(Source data)
>> Start
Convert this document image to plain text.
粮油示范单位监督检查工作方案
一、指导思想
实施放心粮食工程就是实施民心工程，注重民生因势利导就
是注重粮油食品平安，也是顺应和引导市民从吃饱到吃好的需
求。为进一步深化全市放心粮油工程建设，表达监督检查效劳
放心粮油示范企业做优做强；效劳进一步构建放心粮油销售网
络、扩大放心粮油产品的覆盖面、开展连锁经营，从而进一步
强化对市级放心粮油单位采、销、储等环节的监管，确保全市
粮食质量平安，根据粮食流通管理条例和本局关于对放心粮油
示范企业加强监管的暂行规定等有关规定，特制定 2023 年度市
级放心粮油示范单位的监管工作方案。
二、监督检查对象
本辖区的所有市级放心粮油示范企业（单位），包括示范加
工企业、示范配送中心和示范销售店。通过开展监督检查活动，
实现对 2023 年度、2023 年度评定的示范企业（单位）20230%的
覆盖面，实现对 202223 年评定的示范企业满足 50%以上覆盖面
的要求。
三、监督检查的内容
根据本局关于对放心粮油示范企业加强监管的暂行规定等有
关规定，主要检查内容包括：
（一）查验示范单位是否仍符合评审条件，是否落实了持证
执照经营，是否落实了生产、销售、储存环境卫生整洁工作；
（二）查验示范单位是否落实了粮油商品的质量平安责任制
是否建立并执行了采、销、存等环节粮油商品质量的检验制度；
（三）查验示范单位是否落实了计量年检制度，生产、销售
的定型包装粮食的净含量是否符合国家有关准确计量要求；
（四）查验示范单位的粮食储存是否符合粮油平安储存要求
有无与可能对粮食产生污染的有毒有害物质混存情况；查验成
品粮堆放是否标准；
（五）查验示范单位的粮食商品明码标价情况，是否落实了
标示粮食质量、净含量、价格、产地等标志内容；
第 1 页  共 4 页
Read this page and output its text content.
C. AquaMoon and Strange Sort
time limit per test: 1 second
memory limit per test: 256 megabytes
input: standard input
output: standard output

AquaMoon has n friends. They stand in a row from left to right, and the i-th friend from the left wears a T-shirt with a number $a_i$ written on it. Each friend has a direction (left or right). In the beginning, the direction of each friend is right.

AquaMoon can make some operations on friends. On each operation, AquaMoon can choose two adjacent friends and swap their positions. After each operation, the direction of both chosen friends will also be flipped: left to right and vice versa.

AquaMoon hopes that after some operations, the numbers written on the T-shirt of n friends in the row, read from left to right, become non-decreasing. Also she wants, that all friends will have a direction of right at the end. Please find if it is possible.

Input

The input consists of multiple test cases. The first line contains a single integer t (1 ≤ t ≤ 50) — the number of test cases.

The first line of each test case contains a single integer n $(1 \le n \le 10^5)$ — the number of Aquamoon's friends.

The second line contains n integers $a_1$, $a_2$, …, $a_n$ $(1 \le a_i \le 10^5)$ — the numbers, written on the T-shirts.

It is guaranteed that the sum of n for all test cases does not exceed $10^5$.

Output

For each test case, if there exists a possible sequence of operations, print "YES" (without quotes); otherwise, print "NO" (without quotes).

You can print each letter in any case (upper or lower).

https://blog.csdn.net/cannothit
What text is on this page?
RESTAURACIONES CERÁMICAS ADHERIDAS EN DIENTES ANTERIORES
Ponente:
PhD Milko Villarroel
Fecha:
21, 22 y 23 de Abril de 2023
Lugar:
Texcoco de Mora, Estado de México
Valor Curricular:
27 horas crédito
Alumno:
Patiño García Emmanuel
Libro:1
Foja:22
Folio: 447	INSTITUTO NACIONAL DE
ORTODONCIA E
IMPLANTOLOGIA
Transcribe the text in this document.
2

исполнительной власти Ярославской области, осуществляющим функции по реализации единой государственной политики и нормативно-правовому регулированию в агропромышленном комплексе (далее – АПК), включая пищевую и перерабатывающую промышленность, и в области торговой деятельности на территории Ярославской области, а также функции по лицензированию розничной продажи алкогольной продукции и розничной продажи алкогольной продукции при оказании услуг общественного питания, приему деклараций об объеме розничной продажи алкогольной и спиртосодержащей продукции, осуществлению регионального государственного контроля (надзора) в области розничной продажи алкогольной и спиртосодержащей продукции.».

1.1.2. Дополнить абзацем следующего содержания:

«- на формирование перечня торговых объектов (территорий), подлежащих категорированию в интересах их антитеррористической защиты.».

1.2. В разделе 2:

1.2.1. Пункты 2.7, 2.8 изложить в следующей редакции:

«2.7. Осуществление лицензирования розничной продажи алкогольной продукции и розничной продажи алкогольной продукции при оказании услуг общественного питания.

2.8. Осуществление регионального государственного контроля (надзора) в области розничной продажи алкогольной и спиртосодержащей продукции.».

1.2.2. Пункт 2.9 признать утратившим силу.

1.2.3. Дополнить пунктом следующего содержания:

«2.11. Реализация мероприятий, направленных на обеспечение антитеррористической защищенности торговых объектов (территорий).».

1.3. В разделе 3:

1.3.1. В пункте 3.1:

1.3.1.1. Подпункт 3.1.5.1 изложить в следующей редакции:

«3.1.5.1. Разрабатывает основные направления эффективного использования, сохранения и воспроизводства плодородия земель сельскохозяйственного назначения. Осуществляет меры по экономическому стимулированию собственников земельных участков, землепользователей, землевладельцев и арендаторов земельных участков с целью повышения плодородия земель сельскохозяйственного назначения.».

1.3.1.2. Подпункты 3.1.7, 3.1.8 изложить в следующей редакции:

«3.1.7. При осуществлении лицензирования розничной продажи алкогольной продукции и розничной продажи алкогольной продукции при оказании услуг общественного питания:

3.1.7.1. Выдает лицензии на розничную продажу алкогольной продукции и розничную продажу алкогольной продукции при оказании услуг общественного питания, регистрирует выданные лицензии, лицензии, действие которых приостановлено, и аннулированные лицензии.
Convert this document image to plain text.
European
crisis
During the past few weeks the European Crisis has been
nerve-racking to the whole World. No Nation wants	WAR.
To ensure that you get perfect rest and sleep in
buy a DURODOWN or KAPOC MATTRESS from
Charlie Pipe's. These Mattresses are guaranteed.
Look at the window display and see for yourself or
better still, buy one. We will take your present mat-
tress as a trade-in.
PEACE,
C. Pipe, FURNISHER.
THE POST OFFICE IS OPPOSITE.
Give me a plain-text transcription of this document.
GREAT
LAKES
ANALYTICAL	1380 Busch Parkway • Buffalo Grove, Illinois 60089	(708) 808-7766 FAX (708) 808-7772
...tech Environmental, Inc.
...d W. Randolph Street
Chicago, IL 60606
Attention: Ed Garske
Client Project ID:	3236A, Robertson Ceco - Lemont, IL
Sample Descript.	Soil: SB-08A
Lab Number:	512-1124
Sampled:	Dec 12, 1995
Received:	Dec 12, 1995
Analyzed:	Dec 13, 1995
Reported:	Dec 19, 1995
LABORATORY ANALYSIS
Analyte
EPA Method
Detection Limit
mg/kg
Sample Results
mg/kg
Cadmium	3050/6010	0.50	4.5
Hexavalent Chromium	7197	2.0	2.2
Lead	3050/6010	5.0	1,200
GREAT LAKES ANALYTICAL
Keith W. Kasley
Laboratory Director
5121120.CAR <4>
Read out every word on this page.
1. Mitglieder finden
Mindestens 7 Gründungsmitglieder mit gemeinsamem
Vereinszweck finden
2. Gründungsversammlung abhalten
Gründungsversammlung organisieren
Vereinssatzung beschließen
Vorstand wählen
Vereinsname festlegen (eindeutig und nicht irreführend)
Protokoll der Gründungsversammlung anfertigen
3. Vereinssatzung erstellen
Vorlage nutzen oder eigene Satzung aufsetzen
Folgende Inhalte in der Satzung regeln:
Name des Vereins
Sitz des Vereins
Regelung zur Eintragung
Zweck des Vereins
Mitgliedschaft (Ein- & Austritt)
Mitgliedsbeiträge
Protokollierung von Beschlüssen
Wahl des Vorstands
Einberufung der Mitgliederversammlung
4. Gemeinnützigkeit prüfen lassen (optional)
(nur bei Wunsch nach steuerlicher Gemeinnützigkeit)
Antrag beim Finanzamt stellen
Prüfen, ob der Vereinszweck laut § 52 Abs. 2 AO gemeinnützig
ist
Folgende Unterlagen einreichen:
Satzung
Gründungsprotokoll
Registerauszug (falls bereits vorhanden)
>> End
§ **THE TASK**: Where a line contains the string "test", extract that line.

§ **ANSWER FOR THIS EXERCISE**:
time limit per test: 1 second
memory limit per test: 256 megabytes
The input consists of multiple test cases. The first line contains a single integer t (1 ≤ t ≤ 50) — the number of test cases.
The first line of each test case contains a single integer n $(1 \le n \le 10^5)$ — the number of Aquamoon's friends.
It is guaranteed that the sum of n for all test cases does not exceed $10^5$.
For each test case, if there exists a possible sequence of operations, print "YES" (without quotes); otherwise, print "NO" (without quotes).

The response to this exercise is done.